> Directive
Pick out each line of the records that includes the string "在这种情况下", and copy it.

> Source material
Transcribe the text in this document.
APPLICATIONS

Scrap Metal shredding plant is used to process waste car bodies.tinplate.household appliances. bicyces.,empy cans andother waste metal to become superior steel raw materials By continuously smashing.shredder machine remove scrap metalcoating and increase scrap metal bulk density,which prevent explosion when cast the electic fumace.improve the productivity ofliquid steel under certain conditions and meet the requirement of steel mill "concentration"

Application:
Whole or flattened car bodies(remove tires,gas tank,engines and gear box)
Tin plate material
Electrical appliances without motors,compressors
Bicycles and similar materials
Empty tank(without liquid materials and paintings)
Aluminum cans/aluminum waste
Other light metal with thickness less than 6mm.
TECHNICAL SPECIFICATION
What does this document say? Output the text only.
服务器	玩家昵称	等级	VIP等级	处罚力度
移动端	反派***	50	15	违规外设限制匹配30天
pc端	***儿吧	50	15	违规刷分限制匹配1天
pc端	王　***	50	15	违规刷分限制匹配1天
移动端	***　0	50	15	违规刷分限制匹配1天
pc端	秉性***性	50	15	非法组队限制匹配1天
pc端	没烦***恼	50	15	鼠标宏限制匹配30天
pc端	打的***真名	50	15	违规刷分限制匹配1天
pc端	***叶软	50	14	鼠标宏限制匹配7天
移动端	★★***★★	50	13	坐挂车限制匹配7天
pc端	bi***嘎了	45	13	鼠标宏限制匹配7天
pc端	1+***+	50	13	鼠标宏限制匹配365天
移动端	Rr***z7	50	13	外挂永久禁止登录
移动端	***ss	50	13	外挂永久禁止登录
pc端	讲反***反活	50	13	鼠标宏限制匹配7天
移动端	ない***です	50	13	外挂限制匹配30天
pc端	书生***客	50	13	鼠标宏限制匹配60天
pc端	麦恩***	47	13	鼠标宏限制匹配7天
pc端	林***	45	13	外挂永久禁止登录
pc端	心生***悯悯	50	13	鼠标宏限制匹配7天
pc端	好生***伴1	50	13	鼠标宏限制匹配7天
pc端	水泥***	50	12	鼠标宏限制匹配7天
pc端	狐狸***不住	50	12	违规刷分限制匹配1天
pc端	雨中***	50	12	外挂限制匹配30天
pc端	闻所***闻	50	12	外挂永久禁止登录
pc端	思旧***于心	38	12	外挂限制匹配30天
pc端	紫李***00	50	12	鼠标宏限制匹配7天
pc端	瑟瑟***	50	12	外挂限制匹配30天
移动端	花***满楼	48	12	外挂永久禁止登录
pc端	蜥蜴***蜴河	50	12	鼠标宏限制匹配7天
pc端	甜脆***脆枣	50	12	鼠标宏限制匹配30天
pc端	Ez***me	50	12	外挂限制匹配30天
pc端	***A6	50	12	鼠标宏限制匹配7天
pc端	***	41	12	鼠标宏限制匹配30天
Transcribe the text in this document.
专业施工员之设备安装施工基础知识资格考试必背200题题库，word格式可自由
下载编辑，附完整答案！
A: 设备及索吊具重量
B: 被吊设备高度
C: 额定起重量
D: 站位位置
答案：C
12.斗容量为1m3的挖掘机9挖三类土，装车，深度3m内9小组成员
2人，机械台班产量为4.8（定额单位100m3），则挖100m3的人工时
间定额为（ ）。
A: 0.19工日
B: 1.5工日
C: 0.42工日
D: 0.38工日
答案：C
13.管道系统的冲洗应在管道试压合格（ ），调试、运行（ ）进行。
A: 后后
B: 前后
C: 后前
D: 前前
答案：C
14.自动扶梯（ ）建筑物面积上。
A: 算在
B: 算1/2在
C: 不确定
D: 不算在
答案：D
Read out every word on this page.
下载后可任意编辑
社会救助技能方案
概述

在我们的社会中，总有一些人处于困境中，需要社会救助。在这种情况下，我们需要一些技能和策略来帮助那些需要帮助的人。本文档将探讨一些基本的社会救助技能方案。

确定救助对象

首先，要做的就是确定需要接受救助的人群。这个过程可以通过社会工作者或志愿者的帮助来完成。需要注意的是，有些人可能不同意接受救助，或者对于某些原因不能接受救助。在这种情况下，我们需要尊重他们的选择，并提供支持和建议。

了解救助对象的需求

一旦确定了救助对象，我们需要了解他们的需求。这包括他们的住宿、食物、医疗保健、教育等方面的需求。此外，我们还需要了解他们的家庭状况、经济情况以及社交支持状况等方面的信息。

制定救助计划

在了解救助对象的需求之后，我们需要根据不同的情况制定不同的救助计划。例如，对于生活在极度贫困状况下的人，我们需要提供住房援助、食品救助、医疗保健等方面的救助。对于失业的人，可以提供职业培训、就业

> The completed task
在我们的社会中，总有一些人处于困境中，需要社会救助。在这种情况下，我们需要一些技能和策略来帮助那些需要帮助的人。本文档将探讨一些基本的社会救助技能方案。
首先，要做的就是确定需要接受救助的人群。这个过程可以通过社会工作者或志愿者的帮助来完成。需要注意的是，有些人可能不同意接受救助，或者对于某些原因不能接受救助。在这种情况下，我们需要尊重他们的选择，并提供支持和建议。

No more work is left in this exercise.